# Written request
Every record should be repeated exactly, except that pictures are left out.

# Material shown

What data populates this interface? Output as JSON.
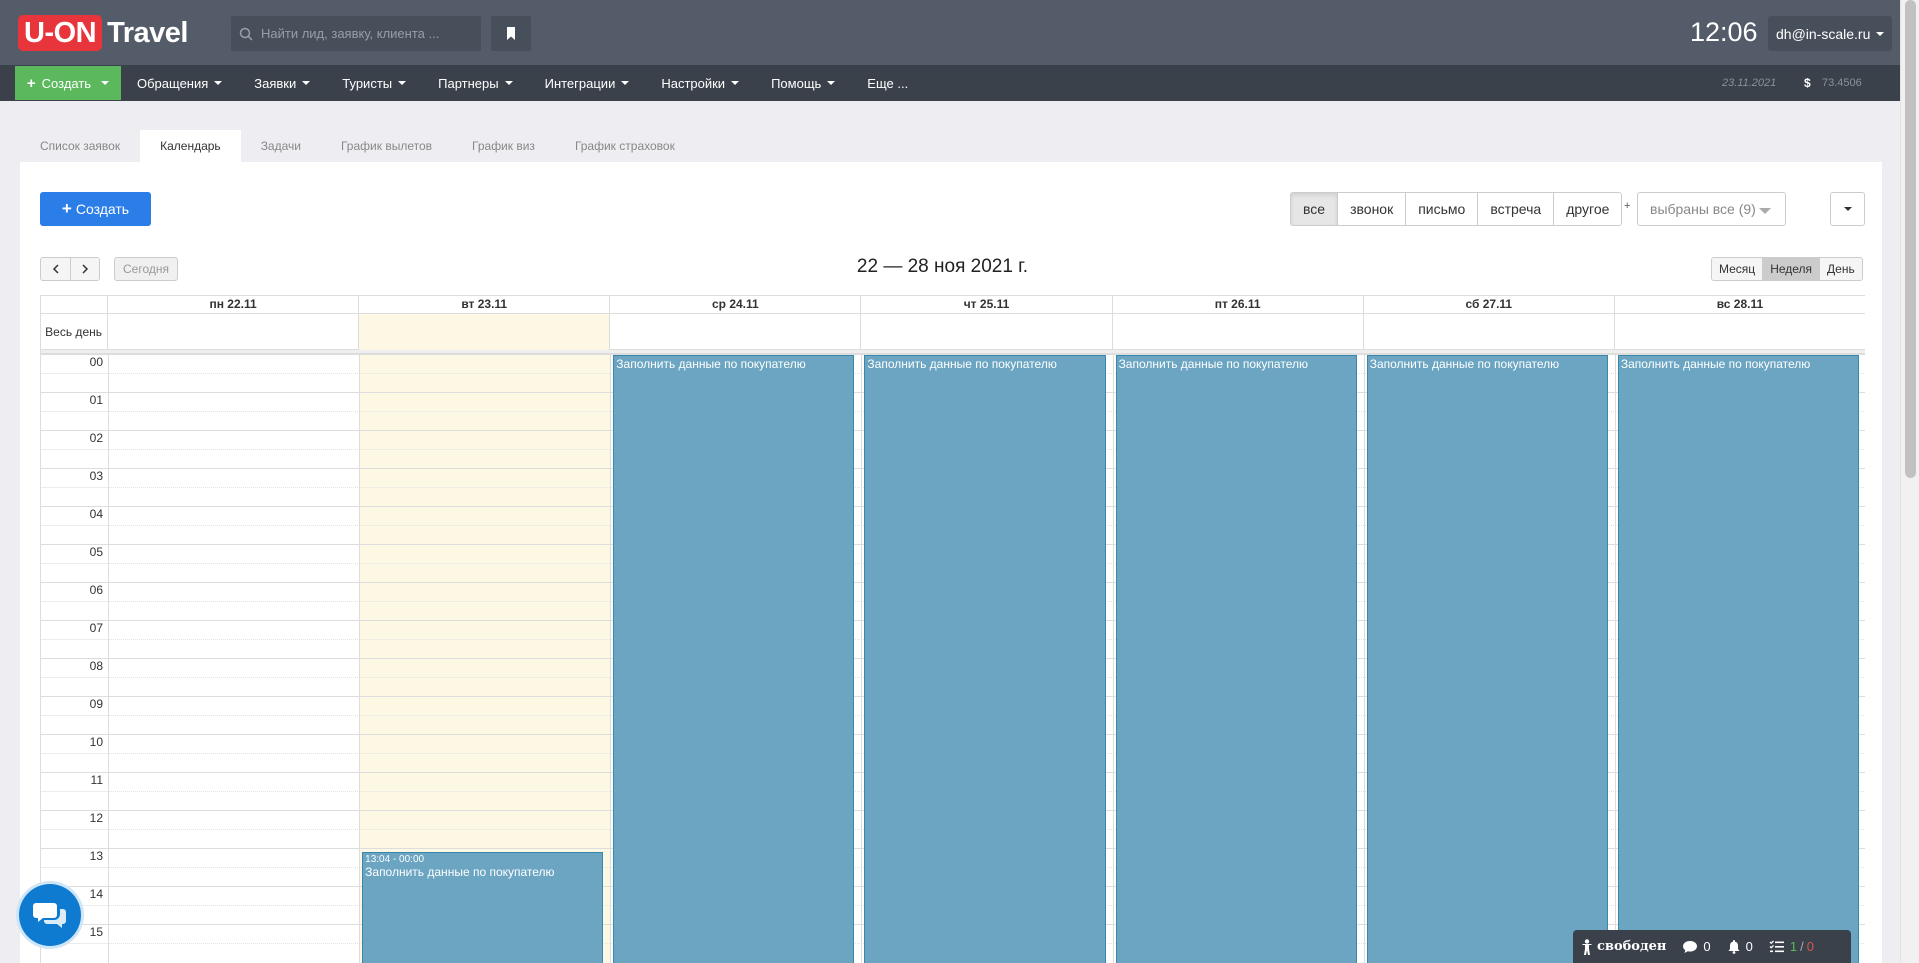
{
  "header": {
    "logo_part1": "U-ON",
    "logo_part2": "Travel",
    "search_placeholder": "Найти лид, заявку, клиента ...",
    "clock": "12:06",
    "user": "dh@in-scale.ru"
  },
  "nav": {
    "create_label": "Создать",
    "items": [
      "Обращения",
      "Заявки",
      "Туристы",
      "Партнеры",
      "Интеграции",
      "Настройки",
      "Помощь",
      "Еще ..."
    ],
    "date": "23.11.2021",
    "currency_symbol": "$",
    "rate": "73.4506"
  },
  "tabs": [
    "Список заявок",
    "Календарь",
    "Задачи",
    "График вылетов",
    "График виз",
    "График страховок"
  ],
  "active_tab": "Календарь",
  "toolbar": {
    "create_label": "Создать",
    "filters": [
      "все",
      "звонок",
      "письмо",
      "встреча",
      "другое"
    ],
    "active_filter": "все",
    "filter_plus": "+",
    "select_all": "выбраны все (9)"
  },
  "calendar": {
    "today_label": "Сегодня",
    "title": "22 — 28 ноя 2021 г.",
    "views": [
      "Месяц",
      "Неделя",
      "День"
    ],
    "active_view": "Неделя",
    "allday_label": "Весь день",
    "days": [
      "пн 22.11",
      "вт 23.11",
      "ср 24.11",
      "чт 25.11",
      "пт 26.11",
      "сб 27.11",
      "вс 28.11"
    ],
    "today_index": 1,
    "hours": [
      "00",
      "01",
      "02",
      "03",
      "04",
      "05",
      "06",
      "07",
      "08",
      "09",
      "10",
      "11",
      "12",
      "13",
      "14",
      "15"
    ],
    "events": [
      {
        "day": 1,
        "time": "13:04 - 00:00",
        "title": "Заполнить данные по покупателю",
        "start_hour": 13.07
      },
      {
        "day": 2,
        "title": "Заполнить данные по покупателю",
        "start_hour": 0
      },
      {
        "day": 3,
        "title": "Заполнить данные по покупателю",
        "start_hour": 0
      },
      {
        "day": 4,
        "title": "Заполнить данные по покупателю",
        "start_hour": 0
      },
      {
        "day": 5,
        "title": "Заполнить данные по покупателю",
        "start_hour": 0
      },
      {
        "day": 6,
        "title": "Заполнить данные по покупателю",
        "start_hour": 0
      }
    ]
  },
  "status_bar": {
    "status": "свободен",
    "messages": "0",
    "notifications": "0",
    "tasks_done": "1",
    "tasks_sep": "/",
    "tasks_overdue": "0"
  },
  "colors": {
    "brand_red": "#e8343b",
    "create_green": "#5cb85c",
    "primary_blue": "#2b7ee8",
    "event_blue": "#6ba5c2",
    "today_bg": "#fcf8e3"
  }
}
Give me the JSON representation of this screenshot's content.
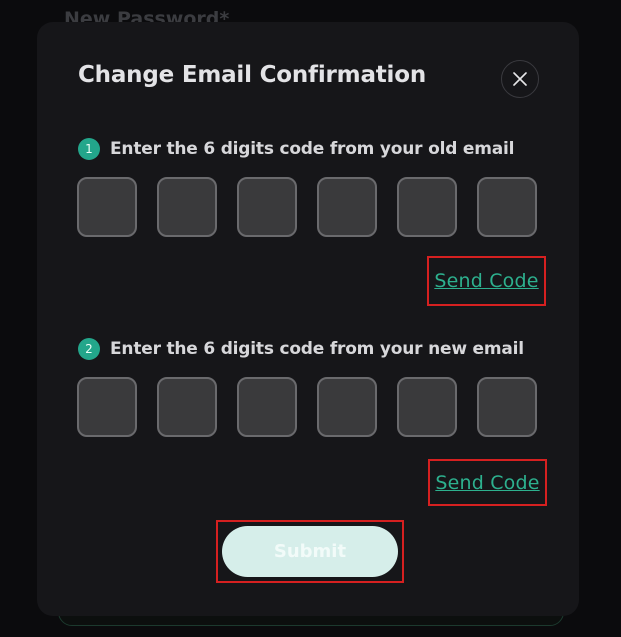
{
  "background": {
    "label": "New Password*"
  },
  "modal": {
    "title": "Change Email Confirmation",
    "close_icon": "close-icon",
    "steps": [
      {
        "number": "1",
        "instruction": "Enter the 6 digits code from your old email",
        "code_digits": [
          "",
          "",
          "",
          "",
          "",
          ""
        ],
        "send_code_label": "Send Code"
      },
      {
        "number": "2",
        "instruction": "Enter the 6 digits code from your new email",
        "code_digits": [
          "",
          "",
          "",
          "",
          "",
          ""
        ],
        "send_code_label": "Send Code"
      }
    ],
    "submit_label": "Submit"
  },
  "colors": {
    "accent": "#23a68b",
    "link": "#2db08e",
    "modal_bg": "#161619",
    "page_bg": "#0b0b0d",
    "highlight_box": "#d62020",
    "submit_bg": "#d6eeea"
  }
}
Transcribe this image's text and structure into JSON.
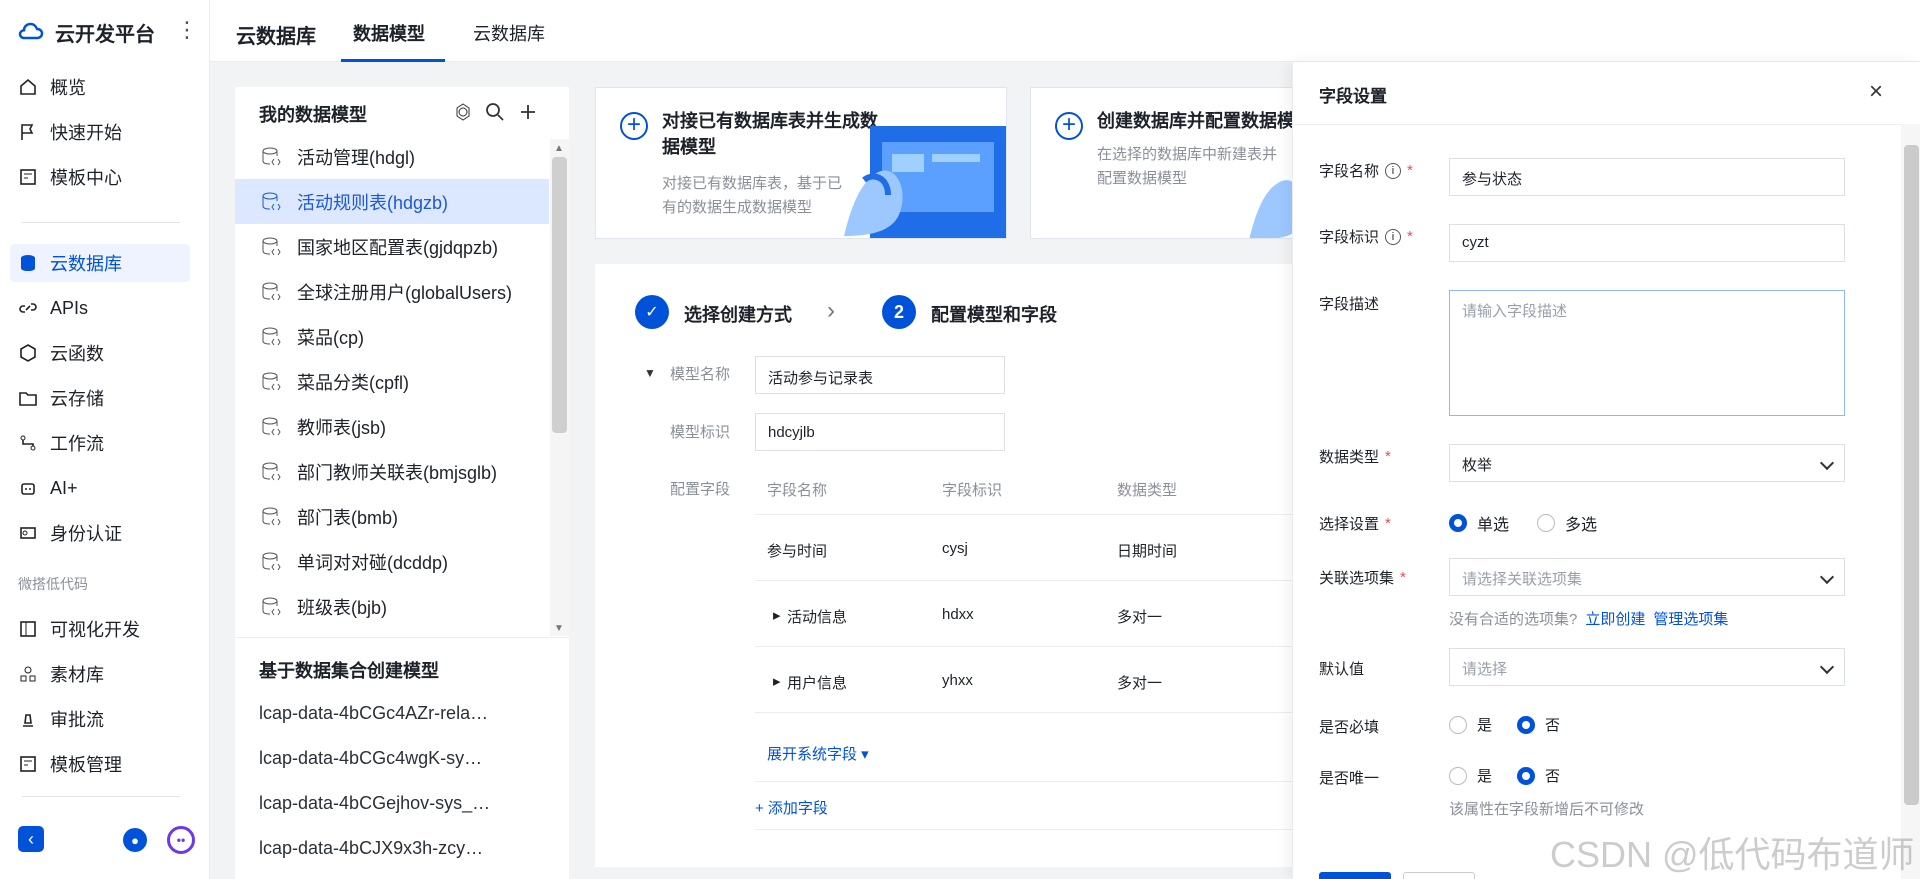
{
  "brand": {
    "name": "云开发平台"
  },
  "nav": {
    "items": [
      {
        "label": "概览",
        "icon": "home-icon"
      },
      {
        "label": "快速开始",
        "icon": "flag-icon"
      },
      {
        "label": "模板中心",
        "icon": "template-icon"
      },
      {
        "label": "云数据库",
        "icon": "database-icon"
      },
      {
        "label": "APIs",
        "icon": "link-icon"
      },
      {
        "label": "云函数",
        "icon": "function-icon"
      },
      {
        "label": "云存储",
        "icon": "folder-icon"
      },
      {
        "label": "工作流",
        "icon": "workflow-icon"
      },
      {
        "label": "AI+",
        "icon": "robot-icon"
      },
      {
        "label": "身份认证",
        "icon": "id-card-icon"
      },
      {
        "label": "可视化开发",
        "icon": "visual-dev-icon"
      },
      {
        "label": "素材库",
        "icon": "assets-icon"
      },
      {
        "label": "审批流",
        "icon": "approval-icon"
      },
      {
        "label": "模板管理",
        "icon": "template-manage-icon"
      }
    ],
    "group_label": "微搭低代码"
  },
  "top": {
    "title": "云数据库",
    "tabs": [
      "数据模型",
      "云数据库"
    ]
  },
  "models": {
    "title": "我的数据模型",
    "items": [
      "活动管理(hdgl)",
      "活动规则表(hdgzb)",
      "国家地区配置表(gjdqpzb)",
      "全球注册用户(globalUsers)",
      "菜品(cp)",
      "菜品分类(cpfl)",
      "教师表(jsb)",
      "部门教师关联表(bmjsglb)",
      "部门表(bmb)",
      "单词对对碰(dcddp)",
      "班级表(bjb)"
    ]
  },
  "collections": {
    "title": "基于数据集合创建模型",
    "items": [
      "lcap-data-4bCGc4AZr-rela…",
      "lcap-data-4bCGc4wgK-sy…",
      "lcap-data-4bCGejhov-sys_…",
      "lcap-data-4bCJX9x3h-zcy…"
    ]
  },
  "cards": [
    {
      "title": "对接已有数据库表并生成数据模型",
      "desc": "对接已有数据库表，基于已有的数据生成数据模型"
    },
    {
      "title": "创建数据库并配置数据模",
      "desc": "在选择的数据库中新建表并配置数据模型"
    }
  ],
  "wizard": {
    "step1": "选择创建方式",
    "step2_num": "2",
    "step2": "配置模型和字段",
    "model_name_label": "模型名称",
    "model_name_value": "活动参与记录表",
    "model_id_label": "模型标识",
    "model_id_value": "hdcyjlb",
    "fields_label": "配置字段",
    "columns": [
      "字段名称",
      "字段标识",
      "数据类型"
    ],
    "rows": [
      {
        "name": "参与时间",
        "id": "cysj",
        "type": "日期时间"
      },
      {
        "name": "活动信息",
        "id": "hdxx",
        "type": "多对一"
      },
      {
        "name": "用户信息",
        "id": "yhxx",
        "type": "多对一"
      }
    ],
    "expand_system": "展开系统字段 ▾",
    "add_field": "+ 添加字段"
  },
  "drawer": {
    "title": "字段设置",
    "fields": {
      "name_label": "字段名称",
      "name_value": "参与状态",
      "id_label": "字段标识",
      "id_value": "cyzt",
      "desc_label": "字段描述",
      "desc_placeholder": "请输入字段描述",
      "type_label": "数据类型",
      "type_value": "枚举",
      "choice_label": "选择设置",
      "single": "单选",
      "multiple": "多选",
      "option_set_label": "关联选项集",
      "option_set_placeholder": "请选择关联选项集",
      "no_set_hint": "没有合适的选项集?",
      "create_now": "立即创建",
      "manage_set": "管理选项集",
      "default_label": "默认值",
      "default_placeholder": "请选择",
      "required_label": "是否必填",
      "unique_label": "是否唯一",
      "yes": "是",
      "no": "否",
      "unique_hint": "该属性在字段新增后不可修改"
    }
  },
  "watermark": "CSDN @低代码布道师",
  "colors": {
    "accent": "#0052d9",
    "selected": "#dbe8ff",
    "required": "#e34d59"
  }
}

# Task answer
What data populates this interface? Output as JSON.
{
  "header": {
    "logo_part1": "U-ON",
    "logo_part2": "Travel",
    "search_placeholder": "Найти лид, заявку, клиента ...",
    "clock": "12:06",
    "user": "dh@in-scale.ru"
  },
  "nav": {
    "create_label": "Создать",
    "items": [
      "Обращения",
      "Заявки",
      "Туристы",
      "Партнеры",
      "Интеграции",
      "Настройки",
      "Помощь",
      "Еще ..."
    ],
    "date": "23.11.2021",
    "currency_symbol": "$",
    "rate": "73.4506"
  },
  "tabs": [
    "Список заявок",
    "Календарь",
    "Задачи",
    "График вылетов",
    "График виз",
    "График страховок"
  ],
  "active_tab": "Календарь",
  "toolbar": {
    "create_label": "Создать",
    "filters": [
      "все",
      "звонок",
      "письмо",
      "встреча",
      "другое"
    ],
    "active_filter": "все",
    "filter_plus": "+",
    "select_all": "выбраны все (9)"
  },
  "calendar": {
    "today_label": "Сегодня",
    "title": "22 — 28 ноя 2021 г.",
    "views": [
      "Месяц",
      "Неделя",
      "День"
    ],
    "active_view": "Неделя",
    "allday_label": "Весь день",
    "days": [
      "пн 22.11",
      "вт 23.11",
      "ср 24.11",
      "чт 25.11",
      "пт 26.11",
      "сб 27.11",
      "вс 28.11"
    ],
    "today_index": 1,
    "hours": [
      "00",
      "01",
      "02",
      "03",
      "04",
      "05",
      "06",
      "07",
      "08",
      "09",
      "10",
      "11",
      "12",
      "13",
      "14",
      "15"
    ],
    "events": [
      {
        "day": 1,
        "time": "13:04 - 00:00",
        "title": "Заполнить данные по покупателю",
        "start_hour": 13.07
      },
      {
        "day": 2,
        "title": "Заполнить данные по покупателю",
        "start_hour": 0
      },
      {
        "day": 3,
        "title": "Заполнить данные по покупателю",
        "start_hour": 0
      },
      {
        "day": 4,
        "title": "Заполнить данные по покупателю",
        "start_hour": 0
      },
      {
        "day": 5,
        "title": "Заполнить данные по покупателю",
        "start_hour": 0
      },
      {
        "day": 6,
        "title": "Заполнить данные по покупателю",
        "start_hour": 0
      }
    ]
  },
  "status_bar": {
    "status": "свободен",
    "messages": "0",
    "notifications": "0",
    "tasks_done": "1",
    "tasks_sep": "/",
    "tasks_overdue": "0"
  },
  "colors": {
    "brand_red": "#e8343b",
    "create_green": "#5cb85c",
    "primary_blue": "#2b7ee8",
    "event_blue": "#6ba5c2",
    "today_bg": "#fcf8e3"
  }
}
Give me the JSON representation of this screenshot's content.
{
  "background": {
    "label": "New Password*"
  },
  "modal": {
    "title": "Change Email Confirmation",
    "close_icon": "close-icon",
    "steps": [
      {
        "number": "1",
        "instruction": "Enter the 6 digits code from your old email",
        "code_digits": [
          "",
          "",
          "",
          "",
          "",
          ""
        ],
        "send_code_label": "Send Code"
      },
      {
        "number": "2",
        "instruction": "Enter the 6 digits code from your new email",
        "code_digits": [
          "",
          "",
          "",
          "",
          "",
          ""
        ],
        "send_code_label": "Send Code"
      }
    ],
    "submit_label": "Submit"
  },
  "colors": {
    "accent": "#23a68b",
    "link": "#2db08e",
    "modal_bg": "#161619",
    "page_bg": "#0b0b0d",
    "highlight_box": "#d62020",
    "submit_bg": "#d6eeea"
  }
}
Transcribe this image's text and structure into JSON.
{
  "brand": {
    "name": "云开发平台"
  },
  "nav": {
    "items": [
      {
        "label": "概览",
        "icon": "home-icon"
      },
      {
        "label": "快速开始",
        "icon": "flag-icon"
      },
      {
        "label": "模板中心",
        "icon": "template-icon"
      },
      {
        "label": "云数据库",
        "icon": "database-icon"
      },
      {
        "label": "APIs",
        "icon": "link-icon"
      },
      {
        "label": "云函数",
        "icon": "function-icon"
      },
      {
        "label": "云存储",
        "icon": "folder-icon"
      },
      {
        "label": "工作流",
        "icon": "workflow-icon"
      },
      {
        "label": "AI+",
        "icon": "robot-icon"
      },
      {
        "label": "身份认证",
        "icon": "id-card-icon"
      },
      {
        "label": "可视化开发",
        "icon": "visual-dev-icon"
      },
      {
        "label": "素材库",
        "icon": "assets-icon"
      },
      {
        "label": "审批流",
        "icon": "approval-icon"
      },
      {
        "label": "模板管理",
        "icon": "template-manage-icon"
      }
    ],
    "group_label": "微搭低代码"
  },
  "top": {
    "title": "云数据库",
    "tabs": [
      "数据模型",
      "云数据库"
    ]
  },
  "models": {
    "title": "我的数据模型",
    "items": [
      "活动管理(hdgl)",
      "活动规则表(hdgzb)",
      "国家地区配置表(gjdqpzb)",
      "全球注册用户(globalUsers)",
      "菜品(cp)",
      "菜品分类(cpfl)",
      "教师表(jsb)",
      "部门教师关联表(bmjsglb)",
      "部门表(bmb)",
      "单词对对碰(dcddp)",
      "班级表(bjb)"
    ]
  },
  "collections": {
    "title": "基于数据集合创建模型",
    "items": [
      "lcap-data-4bCGc4AZr-rela…",
      "lcap-data-4bCGc4wgK-sy…",
      "lcap-data-4bCGejhov-sys_…",
      "lcap-data-4bCJX9x3h-zcy…"
    ]
  },
  "cards": [
    {
      "title": "对接已有数据库表并生成数据模型",
      "desc": "对接已有数据库表，基于已有的数据生成数据模型"
    },
    {
      "title": "创建数据库并配置数据模",
      "desc": "在选择的数据库中新建表并配置数据模型"
    }
  ],
  "wizard": {
    "step1": "选择创建方式",
    "step2_num": "2",
    "step2": "配置模型和字段",
    "model_name_label": "模型名称",
    "model_name_value": "活动参与记录表",
    "model_id_label": "模型标识",
    "model_id_value": "hdcyjlb",
    "fields_label": "配置字段",
    "columns": [
      "字段名称",
      "字段标识",
      "数据类型"
    ],
    "rows": [
      {
        "name": "参与时间",
        "id": "cysj",
        "type": "日期时间"
      },
      {
        "name": "活动信息",
        "id": "hdxx",
        "type": "多对一"
      },
      {
        "name": "用户信息",
        "id": "yhxx",
        "type": "多对一"
      }
    ],
    "expand_system": "展开系统字段 ▾",
    "add_field": "+ 添加字段"
  },
  "drawer": {
    "title": "字段设置",
    "fields": {
      "name_label": "字段名称",
      "name_value": "参与状态",
      "id_label": "字段标识",
      "id_value": "cyzt",
      "desc_label": "字段描述",
      "desc_placeholder": "请输入字段描述",
      "type_label": "数据类型",
      "type_value": "枚举",
      "choice_label": "选择设置",
      "single": "单选",
      "multiple": "多选",
      "option_set_label": "关联选项集",
      "option_set_placeholder": "请选择关联选项集",
      "no_set_hint": "没有合适的选项集?",
      "create_now": "立即创建",
      "manage_set": "管理选项集",
      "default_label": "默认值",
      "default_placeholder": "请选择",
      "required_label": "是否必填",
      "unique_label": "是否唯一",
      "yes": "是",
      "no": "否",
      "unique_hint": "该属性在字段新增后不可修改"
    }
  },
  "watermark": "CSDN @低代码布道师",
  "colors": {
    "accent": "#0052d9",
    "selected": "#dbe8ff",
    "required": "#e34d59"
  }
}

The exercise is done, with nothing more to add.